Dataset items:
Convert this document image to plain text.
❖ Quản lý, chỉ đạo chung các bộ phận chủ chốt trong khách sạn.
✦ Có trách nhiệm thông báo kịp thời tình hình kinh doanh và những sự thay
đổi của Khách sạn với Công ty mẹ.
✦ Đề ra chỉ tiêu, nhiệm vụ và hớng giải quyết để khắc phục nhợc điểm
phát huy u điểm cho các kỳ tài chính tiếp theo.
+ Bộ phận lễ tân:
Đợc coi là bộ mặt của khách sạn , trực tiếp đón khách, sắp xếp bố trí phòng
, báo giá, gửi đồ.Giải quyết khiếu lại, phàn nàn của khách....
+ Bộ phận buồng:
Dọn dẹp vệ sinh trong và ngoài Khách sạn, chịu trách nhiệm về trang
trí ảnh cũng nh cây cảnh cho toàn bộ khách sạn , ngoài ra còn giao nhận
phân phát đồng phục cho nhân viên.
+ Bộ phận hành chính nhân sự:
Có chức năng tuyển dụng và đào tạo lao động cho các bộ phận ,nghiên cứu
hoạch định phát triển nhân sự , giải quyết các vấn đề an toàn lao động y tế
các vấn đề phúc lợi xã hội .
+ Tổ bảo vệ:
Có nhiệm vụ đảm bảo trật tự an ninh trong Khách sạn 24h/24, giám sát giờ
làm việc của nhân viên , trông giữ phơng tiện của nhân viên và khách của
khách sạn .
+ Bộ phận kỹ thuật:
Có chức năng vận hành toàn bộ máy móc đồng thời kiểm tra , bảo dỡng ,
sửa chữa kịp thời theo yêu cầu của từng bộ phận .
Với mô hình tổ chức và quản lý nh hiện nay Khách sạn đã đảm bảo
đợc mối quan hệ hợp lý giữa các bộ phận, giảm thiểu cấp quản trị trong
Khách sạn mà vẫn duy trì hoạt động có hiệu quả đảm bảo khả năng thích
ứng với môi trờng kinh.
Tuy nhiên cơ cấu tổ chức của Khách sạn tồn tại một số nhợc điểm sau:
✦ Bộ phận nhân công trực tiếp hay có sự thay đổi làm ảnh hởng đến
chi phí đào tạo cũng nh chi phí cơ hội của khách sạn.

● **What is asked**: Quote the whole listing above, leaving nothing out.

● **Expected answer**:
Convert this document image to plain text.
❖ Quản lý, chỉ đạo chung các bộ phận chủ chốt trong khách sạn.
✦ Có trách nhiệm thông báo kịp thời tình hình kinh doanh và những sự thay
đổi của Khách sạn với Công ty mẹ.
✦ Đề ra chỉ tiêu, nhiệm vụ và hớng giải quyết để khắc phục nhợc điểm
phát huy u điểm cho các kỳ tài chính tiếp theo.
+ Bộ phận lễ tân:
Đợc coi là bộ mặt của khách sạn , trực tiếp đón khách, sắp xếp bố trí phòng
, báo giá, gửi đồ.Giải quyết khiếu lại, phàn nàn của khách....
+ Bộ phận buồng:
Dọn dẹp vệ sinh trong và ngoài Khách sạn, chịu trách nhiệm về trang
trí ảnh cũng nh cây cảnh cho toàn bộ khách sạn , ngoài ra còn giao nhận
phân phát đồng phục cho nhân viên.
+ Bộ phận hành chính nhân sự:
Có chức năng tuyển dụng và đào tạo lao động cho các bộ phận ,nghiên cứu
hoạch định phát triển nhân sự , giải quyết các vấn đề an toàn lao động y tế
các vấn đề phúc lợi xã hội .
+ Tổ bảo vệ:
Có nhiệm vụ đảm bảo trật tự an ninh trong Khách sạn 24h/24, giám sát giờ
làm việc của nhân viên , trông giữ phơng tiện của nhân viên và khách của
khách sạn .
+ Bộ phận kỹ thuật:
Có chức năng vận hành toàn bộ máy móc đồng thời kiểm tra , bảo dỡng ,
sửa chữa kịp thời theo yêu cầu của từng bộ phận .
Với mô hình tổ chức và quản lý nh hiện nay Khách sạn đã đảm bảo
đợc mối quan hệ hợp lý giữa các bộ phận, giảm thiểu cấp quản trị trong
Khách sạn mà vẫn duy trì hoạt động có hiệu quả đảm bảo khả năng thích
ứng với môi trờng kinh.
Tuy nhiên cơ cấu tổ chức của Khách sạn tồn tại một số nhợc điểm sau:
✦ Bộ phận nhân công trực tiếp hay có sự thay đổi làm ảnh hởng đến
chi phí đào tạo cũng nh chi phí cơ hội của khách sạn.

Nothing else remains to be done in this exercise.